TASK PROMPT -
Return the records exactly as they are.

*** DATA RECORDS

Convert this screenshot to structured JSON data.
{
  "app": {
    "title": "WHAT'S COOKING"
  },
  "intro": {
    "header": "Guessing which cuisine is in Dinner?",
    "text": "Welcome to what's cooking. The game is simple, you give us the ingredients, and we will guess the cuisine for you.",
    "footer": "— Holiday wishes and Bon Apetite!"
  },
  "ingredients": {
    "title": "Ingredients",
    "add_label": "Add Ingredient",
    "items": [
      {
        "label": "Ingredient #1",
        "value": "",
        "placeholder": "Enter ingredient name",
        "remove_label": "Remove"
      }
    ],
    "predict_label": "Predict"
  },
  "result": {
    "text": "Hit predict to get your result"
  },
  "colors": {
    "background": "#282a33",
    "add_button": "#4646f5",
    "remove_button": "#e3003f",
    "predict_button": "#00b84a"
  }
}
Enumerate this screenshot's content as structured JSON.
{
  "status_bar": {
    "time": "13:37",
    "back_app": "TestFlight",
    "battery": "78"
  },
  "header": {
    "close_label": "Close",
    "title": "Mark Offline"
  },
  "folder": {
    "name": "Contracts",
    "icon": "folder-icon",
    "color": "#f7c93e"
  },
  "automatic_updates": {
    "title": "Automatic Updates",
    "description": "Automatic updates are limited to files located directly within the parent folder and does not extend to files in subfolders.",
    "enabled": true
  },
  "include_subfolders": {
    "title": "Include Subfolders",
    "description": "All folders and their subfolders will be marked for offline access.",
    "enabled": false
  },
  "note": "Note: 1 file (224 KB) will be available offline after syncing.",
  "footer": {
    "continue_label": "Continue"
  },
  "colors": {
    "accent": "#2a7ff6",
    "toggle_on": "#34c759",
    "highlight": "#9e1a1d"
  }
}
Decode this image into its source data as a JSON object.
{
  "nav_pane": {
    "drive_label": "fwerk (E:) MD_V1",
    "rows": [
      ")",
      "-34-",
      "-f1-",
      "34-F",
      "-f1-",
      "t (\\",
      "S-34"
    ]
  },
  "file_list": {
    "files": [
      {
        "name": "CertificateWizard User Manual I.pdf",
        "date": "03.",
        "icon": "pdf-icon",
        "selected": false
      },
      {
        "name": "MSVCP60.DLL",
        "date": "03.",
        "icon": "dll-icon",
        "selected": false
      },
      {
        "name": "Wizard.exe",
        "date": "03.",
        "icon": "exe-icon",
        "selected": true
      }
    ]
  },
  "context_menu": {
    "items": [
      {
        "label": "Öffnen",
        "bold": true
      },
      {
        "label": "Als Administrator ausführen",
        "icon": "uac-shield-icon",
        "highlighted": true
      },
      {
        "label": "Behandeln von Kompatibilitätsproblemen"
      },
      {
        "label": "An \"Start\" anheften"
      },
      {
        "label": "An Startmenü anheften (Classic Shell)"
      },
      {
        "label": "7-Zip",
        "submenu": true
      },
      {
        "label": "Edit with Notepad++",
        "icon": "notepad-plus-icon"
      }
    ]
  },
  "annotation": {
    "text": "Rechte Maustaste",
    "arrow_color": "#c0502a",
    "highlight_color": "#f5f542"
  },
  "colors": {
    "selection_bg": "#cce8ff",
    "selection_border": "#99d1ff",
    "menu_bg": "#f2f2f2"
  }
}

******

THE RESULT -
Convert this screenshot to structured JSON data.
{
  "app": {
    "title": "WHAT'S COOKING"
  },
  "intro": {
    "header": "Guessing which cuisine is in Dinner?",
    "text": "Welcome to what's cooking. The game is simple, you give us the ingredients, and we will guess the cuisine for you.",
    "footer": "— Holiday wishes and Bon Apetite!"
  },
  "ingredients": {
    "title": "Ingredients",
    "add_label": "Add Ingredient",
    "items": [
      {
        "label": "Ingredient #1",
        "value": "",
        "placeholder": "Enter ingredient name",
        "remove_label": "Remove"
      }
    ],
    "predict_label": "Predict"
  },
  "result": {
    "text": "Hit predict to get your result"
  },
  "colors": {
    "background": "#282a33",
    "add_button": "#4646f5",
    "remove_button": "#e3003f",
    "predict_button": "#00b84a"
  }
}
Enumerate this screenshot's content as structured JSON.
{
  "status_bar": {
    "time": "13:37",
    "back_app": "TestFlight",
    "battery": "78"
  },
  "header": {
    "close_label": "Close",
    "title": "Mark Offline"
  },
  "folder": {
    "name": "Contracts",
    "icon": "folder-icon",
    "color": "#f7c93e"
  },
  "automatic_updates": {
    "title": "Automatic Updates",
    "description": "Automatic updates are limited to files located directly within the parent folder and does not extend to files in subfolders.",
    "enabled": true
  },
  "include_subfolders": {
    "title": "Include Subfolders",
    "description": "All folders and their subfolders will be marked for offline access.",
    "enabled": false
  },
  "note": "Note: 1 file (224 KB) will be available offline after syncing.",
  "footer": {
    "continue_label": "Continue"
  },
  "colors": {
    "accent": "#2a7ff6",
    "toggle_on": "#34c759",
    "highlight": "#9e1a1d"
  }
}
Decode this image into its source data as a JSON object.
{
  "nav_pane": {
    "drive_label": "fwerk (E:) MD_V1",
    "rows": [
      ")",
      "-34-",
      "-f1-",
      "34-F",
      "-f1-",
      "t (\\",
      "S-34"
    ]
  },
  "file_list": {
    "files": [
      {
        "name": "CertificateWizard User Manual I.pdf",
        "date": "03.",
        "icon": "pdf-icon",
        "selected": false
      },
      {
        "name": "MSVCP60.DLL",
        "date": "03.",
        "icon": "dll-icon",
        "selected": false
      },
      {
        "name": "Wizard.exe",
        "date": "03.",
        "icon": "exe-icon",
        "selected": true
      }
    ]
  },
  "context_menu": {
    "items": [
      {
        "label": "Öffnen",
        "bold": true
      },
      {
        "label": "Als Administrator ausführen",
        "icon": "uac-shield-icon",
        "highlighted": true
      },
      {
        "label": "Behandeln von Kompatibilitätsproblemen"
      },
      {
        "label": "An \"Start\" anheften"
      },
      {
        "label": "An Startmenü anheften (Classic Shell)"
      },
      {
        "label": "7-Zip",
        "submenu": true
      },
      {
        "label": "Edit with Notepad++",
        "icon": "notepad-plus-icon"
      }
    ]
  },
  "annotation": {
    "text": "Rechte Maustaste",
    "arrow_color": "#c0502a",
    "highlight_color": "#f5f542"
  },
  "colors": {
    "selection_bg": "#cce8ff",
    "selection_border": "#99d1ff",
    "menu_bg": "#f2f2f2"
  }
}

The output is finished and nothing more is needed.